━━━ 演習資料 ━━━
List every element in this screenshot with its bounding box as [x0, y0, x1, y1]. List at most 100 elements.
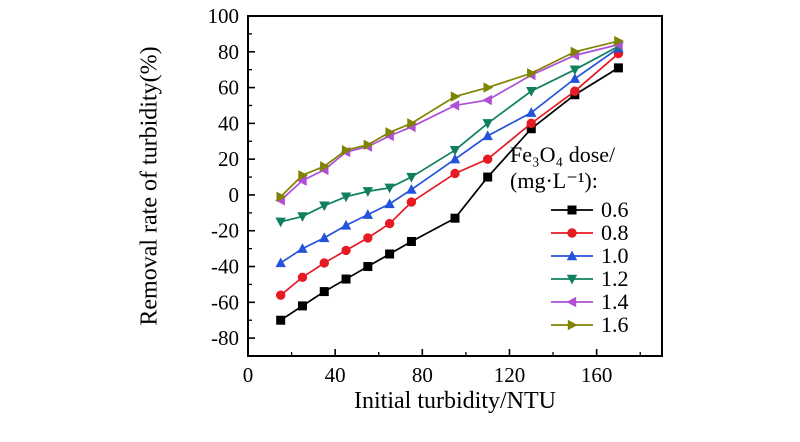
series-marker-1.2 — [384, 183, 395, 194]
legend-entry-label: 1.0 — [601, 242, 629, 268]
series-marker-0.8 — [482, 154, 493, 164]
series-marker-1.2 — [362, 187, 374, 197]
legend-entries: 0.6 0.8 1.0 1.2 1.4 1.6 — [506, 196, 676, 337]
series-marker-0.8 — [406, 197, 417, 207]
y-tick-label: 20 — [218, 147, 239, 171]
legend-entry-label: 1.6 — [601, 311, 629, 337]
legend-marker — [567, 227, 577, 238]
legend-entry: 1.4 — [550, 288, 676, 314]
series-marker-1.2 — [449, 146, 461, 156]
x-tick-label: 80 — [412, 363, 433, 387]
series-marker-1.6 — [298, 170, 308, 181]
series-marker-0.6 — [526, 124, 536, 134]
series-marker-1.0 — [275, 257, 286, 268]
plot-border — [247, 15, 663, 357]
series-marker-1.6 — [483, 82, 494, 93]
legend-entry-label: 1.2 — [601, 265, 629, 291]
series-line-1.2 — [280, 45, 619, 223]
legend-marker-triangle-up-icon — [551, 250, 593, 260]
series-marker-1.4 — [482, 94, 492, 106]
series-marker-1.6 — [320, 161, 330, 172]
series-marker-1.0 — [297, 243, 308, 253]
series-marker-1.6 — [363, 139, 374, 151]
y-tick-label: 60 — [218, 76, 239, 100]
series-marker-1.6 — [407, 118, 417, 129]
legend-marker — [566, 296, 577, 307]
legend-entry-label: 0.8 — [601, 219, 629, 245]
series-marker-1.0 — [340, 219, 352, 230]
legend-marker — [566, 250, 578, 260]
series-marker-1.2 — [275, 217, 286, 228]
y-tick-label: -40 — [211, 255, 239, 279]
series-marker-0.8 — [450, 168, 460, 179]
series-marker-1.6 — [614, 35, 624, 47]
series-marker-0.8 — [526, 118, 536, 129]
series-marker-0.8 — [363, 233, 373, 243]
x-axis-title: Initial turbidity/NTU — [354, 388, 556, 414]
series-marker-0.6 — [406, 236, 416, 246]
y-tick-label: 100 — [208, 4, 240, 28]
legend-marker-circle-icon — [551, 227, 593, 238]
series-marker-1.0 — [449, 153, 461, 164]
series-marker-1.0 — [362, 209, 374, 219]
legend-marker-square-icon — [551, 205, 593, 214]
series-marker-0.6 — [613, 63, 623, 73]
series-marker-1.4 — [296, 175, 307, 186]
series-marker-1.0 — [526, 107, 537, 117]
legend-marker-triangle-left-icon — [551, 296, 593, 307]
legend-title-line2: (mg·L⁻¹): — [510, 168, 598, 193]
series-marker-0.8 — [275, 290, 286, 300]
y-tick-label: -80 — [211, 326, 239, 350]
legend-entry: 0.6 — [550, 196, 676, 222]
series-marker-1.2 — [569, 65, 581, 76]
x-tick-label: 40 — [325, 363, 346, 387]
series-marker-0.6 — [450, 213, 460, 223]
series-marker-0.6 — [341, 274, 351, 284]
y-tick-label: -60 — [211, 290, 239, 314]
legend-marker — [566, 274, 578, 284]
legend-entry-label: 0.6 — [601, 196, 629, 222]
y-tick-label: -20 — [211, 219, 239, 243]
series-marker-0.8 — [384, 218, 395, 229]
series-marker-1.6 — [450, 91, 461, 102]
series-marker-1.4 — [449, 100, 460, 111]
series-marker-1.6 — [570, 46, 581, 57]
series-marker-0.6 — [385, 249, 395, 259]
legend-marker-triangle-right-icon — [551, 319, 593, 330]
series-marker-0.6 — [483, 172, 493, 182]
series-marker-1.2 — [482, 119, 493, 129]
legend-entry-label: 1.4 — [601, 288, 629, 314]
series-marker-1.2 — [340, 192, 352, 203]
legend-marker-triangle-down-icon — [551, 274, 593, 284]
series-marker-1.2 — [297, 212, 308, 222]
legend-entry: 0.8 — [550, 219, 676, 245]
legend: Fe₃O₄ dose/ (mg·L⁻¹): 0.6 0.8 1.0 1.2 1.4 1.6 — [506, 142, 676, 337]
series-marker-1.6 — [276, 191, 287, 202]
series-marker-1.0 — [319, 232, 330, 243]
series-marker-1.0 — [569, 73, 581, 83]
series-line-1.4 — [280, 43, 619, 201]
x-tick-label: 120 — [494, 363, 526, 387]
legend-entry: 1.2 — [550, 265, 676, 291]
series-marker-1.2 — [406, 172, 417, 183]
series-marker-1.0 — [384, 198, 395, 209]
series-marker-1.2 — [319, 201, 330, 212]
series-marker-0.6 — [363, 262, 373, 272]
y-tick-label: 0 — [229, 183, 240, 207]
x-tick-label: 160 — [581, 363, 613, 387]
y-axis-title: Removal rate of turbidity(%) — [136, 46, 163, 326]
series-marker-1.6 — [527, 68, 537, 79]
series-marker-1.6 — [341, 145, 352, 156]
series-marker-0.8 — [319, 258, 329, 268]
series-marker-1.0 — [482, 130, 493, 141]
series-marker-0.8 — [570, 86, 580, 96]
series-marker-1.0 — [406, 184, 417, 194]
x-tick-label: 0 — [243, 363, 254, 387]
y-tick-label: 80 — [218, 40, 239, 64]
series-marker-0.6 — [276, 315, 286, 325]
legend-marker — [567, 319, 578, 330]
series-marker-0.6 — [319, 287, 329, 297]
series-marker-0.6 — [297, 301, 307, 311]
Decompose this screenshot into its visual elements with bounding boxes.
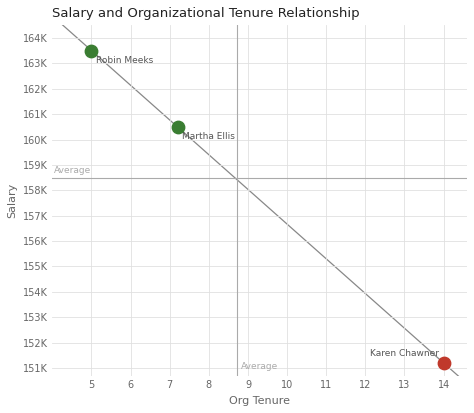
Point xyxy=(440,360,447,366)
Point xyxy=(88,47,95,54)
Text: Martha Ellis: Martha Ellis xyxy=(182,132,235,141)
Text: Salary and Organizational Tenure Relationship: Salary and Organizational Tenure Relatio… xyxy=(52,7,360,20)
Point xyxy=(174,123,182,130)
Y-axis label: Salary: Salary xyxy=(7,183,17,218)
Text: Karen Chawner: Karen Chawner xyxy=(370,349,439,358)
Text: Average: Average xyxy=(55,166,91,175)
X-axis label: Org Tenure: Org Tenure xyxy=(229,396,290,406)
Text: Robin Meeks: Robin Meeks xyxy=(96,56,154,65)
Text: Average: Average xyxy=(240,362,278,371)
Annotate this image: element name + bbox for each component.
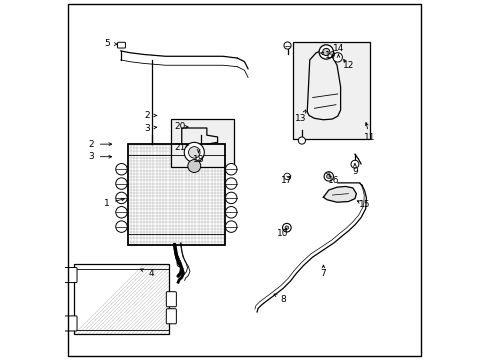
━━━
**課題概要:** 上の行をすべて、「Average」を「Mean」に差し替え、ほかは変えずにもう一度示してもらえますか？画像は回答に含めないでください。

**作業結果:**
List every element in this screenshot with its bounding box as [x0, y0, x1, y1]. List at most 100 elements.
series-marker-1.2 — [384, 183, 395, 194]
legend-entry-label: 1.0 — [601, 242, 629, 268]
series-marker-0.8 — [482, 154, 493, 164]
series-marker-1.2 — [362, 187, 374, 197]
legend-entries: 0.6 0.8 1.0 1.2 1.4 1.6 — [506, 196, 676, 337]
series-marker-0.8 — [406, 197, 417, 207]
y-tick-label: 20 — [218, 147, 239, 171]
legend-entry-label: 1.6 — [601, 311, 629, 337]
legend-marker — [567, 227, 577, 238]
legend-entry: 1.4 — [550, 288, 676, 314]
series-marker-1.2 — [449, 146, 461, 156]
x-tick-label: 80 — [412, 363, 433, 387]
series-marker-1.6 — [298, 170, 308, 181]
series-marker-0.6 — [526, 124, 536, 134]
series-marker-1.0 — [275, 257, 286, 268]
plot-border — [247, 15, 663, 357]
series-marker-1.6 — [483, 82, 494, 93]
legend-entry-label: 1.2 — [601, 265, 629, 291]
series-line-1.2 — [280, 45, 619, 223]
legend-marker-triangle-up-icon — [551, 250, 593, 260]
series-marker-1.4 — [482, 94, 492, 106]
series-marker-1.6 — [320, 161, 330, 172]
series-marker-1.0 — [297, 243, 308, 253]
series-marker-1.6 — [363, 139, 374, 151]
y-tick-label: 60 — [218, 76, 239, 100]
series-marker-1.6 — [407, 118, 417, 129]
legend-marker — [566, 296, 577, 307]
legend-entry-label: 0.8 — [601, 219, 629, 245]
series-marker-1.0 — [340, 219, 352, 230]
legend-marker — [566, 250, 578, 260]
series-marker-1.2 — [275, 217, 286, 228]
y-tick-label: -40 — [211, 255, 239, 279]
series-marker-0.8 — [450, 168, 460, 179]
series-marker-1.6 — [614, 35, 624, 47]
series-marker-0.8 — [526, 118, 536, 129]
series-marker-0.8 — [363, 233, 373, 243]
x-axis-title: Initial turbidity/NTU — [354, 388, 556, 414]
series-marker-0.6 — [406, 236, 416, 246]
y-tick-label: 100 — [208, 4, 240, 28]
legend-marker-circle-icon — [551, 227, 593, 238]
series-marker-1.0 — [449, 153, 461, 164]
series-marker-1.0 — [362, 209, 374, 219]
legend-marker-square-icon — [551, 205, 593, 214]
series-marker-0.6 — [613, 63, 623, 73]
series-marker-1.4 — [296, 175, 307, 186]
series-marker-1.0 — [526, 107, 537, 117]
legend-marker-triangle-left-icon — [551, 296, 593, 307]
legend-title-line2: (mg·L⁻¹): — [510, 168, 598, 193]
series-marker-0.8 — [275, 290, 286, 300]
y-tick-label: -80 — [211, 326, 239, 350]
legend-entry: 0.6 — [550, 196, 676, 222]
series-marker-1.2 — [569, 65, 581, 76]
x-tick-label: 40 — [325, 363, 346, 387]
series-marker-0.6 — [450, 213, 460, 223]
series-marker-0.6 — [341, 274, 351, 284]
y-tick-label: -60 — [211, 290, 239, 314]
legend-marker — [566, 274, 578, 284]
legend-entry-label: 0.6 — [601, 196, 629, 222]
y-tick-label: -20 — [211, 219, 239, 243]
series-marker-0.8 — [384, 218, 395, 229]
series-marker-1.6 — [450, 91, 461, 102]
series-marker-1.4 — [449, 100, 460, 111]
series-marker-1.6 — [570, 46, 581, 57]
series-marker-0.6 — [385, 249, 395, 259]
legend-marker-triangle-right-icon — [551, 319, 593, 330]
series-marker-0.6 — [483, 172, 493, 182]
series-marker-1.2 — [482, 119, 493, 129]
legend-entry-label: 1.4 — [601, 288, 629, 314]
series-marker-1.2 — [340, 192, 352, 203]
legend-marker-triangle-down-icon — [551, 274, 593, 284]
series-marker-1.2 — [297, 212, 308, 222]
legend-entry: 0.8 — [550, 219, 676, 245]
legend: Fe₃O₄ dose/ (mg·L⁻¹): 0.6 0.8 1.0 1.2 1.4 1.6 — [506, 142, 676, 337]
series-marker-1.6 — [276, 191, 287, 202]
series-marker-1.0 — [319, 232, 330, 243]
series-marker-1.0 — [569, 73, 581, 83]
series-line-1.4 — [280, 43, 619, 201]
x-tick-label: 120 — [494, 363, 526, 387]
legend-entry: 1.2 — [550, 265, 676, 291]
series-marker-1.2 — [406, 172, 417, 183]
series-marker-1.0 — [384, 198, 395, 209]
series-marker-1.2 — [319, 201, 330, 212]
series-marker-0.6 — [363, 262, 373, 272]
y-tick-label: 0 — [229, 183, 240, 207]
x-tick-label: 160 — [581, 363, 613, 387]
y-axis-title: Removal rate of turbidity(%) — [136, 46, 163, 326]
series-marker-1.6 — [527, 68, 537, 79]
series-marker-1.6 — [341, 145, 352, 156]
series-marker-0.8 — [319, 258, 329, 268]
series-marker-1.0 — [482, 130, 493, 141]
series-marker-0.8 — [570, 86, 580, 96]
series-marker-1.0 — [406, 184, 417, 194]
x-tick-label: 0 — [243, 363, 254, 387]
y-tick-label: 80 — [218, 40, 239, 64]
series-marker-0.6 — [276, 315, 286, 325]
legend-marker — [567, 319, 578, 330]
series-marker-0.6 — [319, 287, 329, 297]
series-marker-0.6 — [297, 301, 307, 311]
Decompose this screenshot into its visual elements with bounding boxes.
Point xyxy=(440,360,447,366)
Point xyxy=(88,47,95,54)
Text: Martha Ellis: Martha Ellis xyxy=(182,132,235,141)
Text: Salary and Organizational Tenure Relationship: Salary and Organizational Tenure Relatio… xyxy=(52,7,360,20)
Point xyxy=(174,123,182,130)
Y-axis label: Salary: Salary xyxy=(7,183,17,218)
Text: Karen Chawner: Karen Chawner xyxy=(370,349,439,358)
Text: Mean: Mean xyxy=(55,166,91,175)
X-axis label: Org Tenure: Org Tenure xyxy=(229,396,290,406)
Text: Robin Meeks: Robin Meeks xyxy=(96,56,154,65)
Text: Mean: Mean xyxy=(240,362,278,371)
Annotate this image: element name + bbox for each component.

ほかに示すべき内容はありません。